[Data excerpts]
▬▬▬▬▬▬▬▬▬▬

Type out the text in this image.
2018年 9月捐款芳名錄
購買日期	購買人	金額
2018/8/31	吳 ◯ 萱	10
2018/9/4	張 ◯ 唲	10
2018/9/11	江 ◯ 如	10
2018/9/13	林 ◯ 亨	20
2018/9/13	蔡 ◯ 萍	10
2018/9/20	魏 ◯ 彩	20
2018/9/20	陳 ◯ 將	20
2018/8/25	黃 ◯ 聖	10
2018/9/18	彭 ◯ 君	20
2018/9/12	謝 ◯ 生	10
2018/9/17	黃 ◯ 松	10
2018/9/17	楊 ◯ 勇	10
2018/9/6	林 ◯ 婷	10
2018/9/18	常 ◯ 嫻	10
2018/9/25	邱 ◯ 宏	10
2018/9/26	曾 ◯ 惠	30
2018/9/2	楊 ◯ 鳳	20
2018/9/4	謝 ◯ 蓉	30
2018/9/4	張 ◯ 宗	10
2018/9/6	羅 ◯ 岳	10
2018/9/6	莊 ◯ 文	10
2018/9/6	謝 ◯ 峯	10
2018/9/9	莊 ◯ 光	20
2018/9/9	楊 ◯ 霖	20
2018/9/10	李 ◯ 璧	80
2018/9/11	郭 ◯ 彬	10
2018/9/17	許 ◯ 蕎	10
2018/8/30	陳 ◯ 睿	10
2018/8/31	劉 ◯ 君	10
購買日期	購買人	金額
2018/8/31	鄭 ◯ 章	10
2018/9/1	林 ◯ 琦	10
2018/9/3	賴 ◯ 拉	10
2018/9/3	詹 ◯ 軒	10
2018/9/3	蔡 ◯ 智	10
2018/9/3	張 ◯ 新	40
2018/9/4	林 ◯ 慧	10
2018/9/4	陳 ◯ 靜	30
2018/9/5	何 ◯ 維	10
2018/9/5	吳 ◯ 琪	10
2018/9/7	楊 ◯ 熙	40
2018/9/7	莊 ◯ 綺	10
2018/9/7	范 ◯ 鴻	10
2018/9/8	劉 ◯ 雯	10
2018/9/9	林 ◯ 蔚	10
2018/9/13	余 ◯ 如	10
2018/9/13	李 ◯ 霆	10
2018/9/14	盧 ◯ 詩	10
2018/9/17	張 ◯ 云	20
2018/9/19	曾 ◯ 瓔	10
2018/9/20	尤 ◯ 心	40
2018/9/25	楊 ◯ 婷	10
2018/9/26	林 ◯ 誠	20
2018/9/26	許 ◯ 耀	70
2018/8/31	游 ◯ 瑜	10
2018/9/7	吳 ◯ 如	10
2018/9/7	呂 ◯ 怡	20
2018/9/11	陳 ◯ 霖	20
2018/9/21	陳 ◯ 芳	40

▬▬▬▬▬▬▬▬▬▬

■ AIM ■
Set down all of the entries exactly, please.

■ TASK ANSWER ■
Type out the text in this image.
2018年 9月捐款芳名錄
購買日期	購買人	金額
2018/8/31	吳 ◯ 萱	10
2018/9/4	張 ◯ 唲	10
2018/9/11	江 ◯ 如	10
2018/9/13	林 ◯ 亨	20
2018/9/13	蔡 ◯ 萍	10
2018/9/20	魏 ◯ 彩	20
2018/9/20	陳 ◯ 將	20
2018/8/25	黃 ◯ 聖	10
2018/9/18	彭 ◯ 君	20
2018/9/12	謝 ◯ 生	10
2018/9/17	黃 ◯ 松	10
2018/9/17	楊 ◯ 勇	10
2018/9/6	林 ◯ 婷	10
2018/9/18	常 ◯ 嫻	10
2018/9/25	邱 ◯ 宏	10
2018/9/26	曾 ◯ 惠	30
2018/9/2	楊 ◯ 鳳	20
2018/9/4	謝 ◯ 蓉	30
2018/9/4	張 ◯ 宗	10
2018/9/6	羅 ◯ 岳	10
2018/9/6	莊 ◯ 文	10
2018/9/6	謝 ◯ 峯	10
2018/9/9	莊 ◯ 光	20
2018/9/9	楊 ◯ 霖	20
2018/9/10	李 ◯ 璧	80
2018/9/11	郭 ◯ 彬	10
2018/9/17	許 ◯ 蕎	10
2018/8/30	陳 ◯ 睿	10
2018/8/31	劉 ◯ 君	10
購買日期	購買人	金額
2018/8/31	鄭 ◯ 章	10
2018/9/1	林 ◯ 琦	10
2018/9/3	賴 ◯ 拉	10
2018/9/3	詹 ◯ 軒	10
2018/9/3	蔡 ◯ 智	10
2018/9/3	張 ◯ 新	40
2018/9/4	林 ◯ 慧	10
2018/9/4	陳 ◯ 靜	30
2018/9/5	何 ◯ 維	10
2018/9/5	吳 ◯ 琪	10
2018/9/7	楊 ◯ 熙	40
2018/9/7	莊 ◯ 綺	10
2018/9/7	范 ◯ 鴻	10
2018/9/8	劉 ◯ 雯	10
2018/9/9	林 ◯ 蔚	10
2018/9/13	余 ◯ 如	10
2018/9/13	李 ◯ 霆	10
2018/9/14	盧 ◯ 詩	10
2018/9/17	張 ◯ 云	20
2018/9/19	曾 ◯ 瓔	10
2018/9/20	尤 ◯ 心	40
2018/9/25	楊 ◯ 婷	10
2018/9/26	林 ◯ 誠	20
2018/9/26	許 ◯ 耀	70
2018/8/31	游 ◯ 瑜	10
2018/9/7	吳 ◯ 如	10
2018/9/7	呂 ◯ 怡	20
2018/9/11	陳 ◯ 霖	20
2018/9/21	陳 ◯ 芳	40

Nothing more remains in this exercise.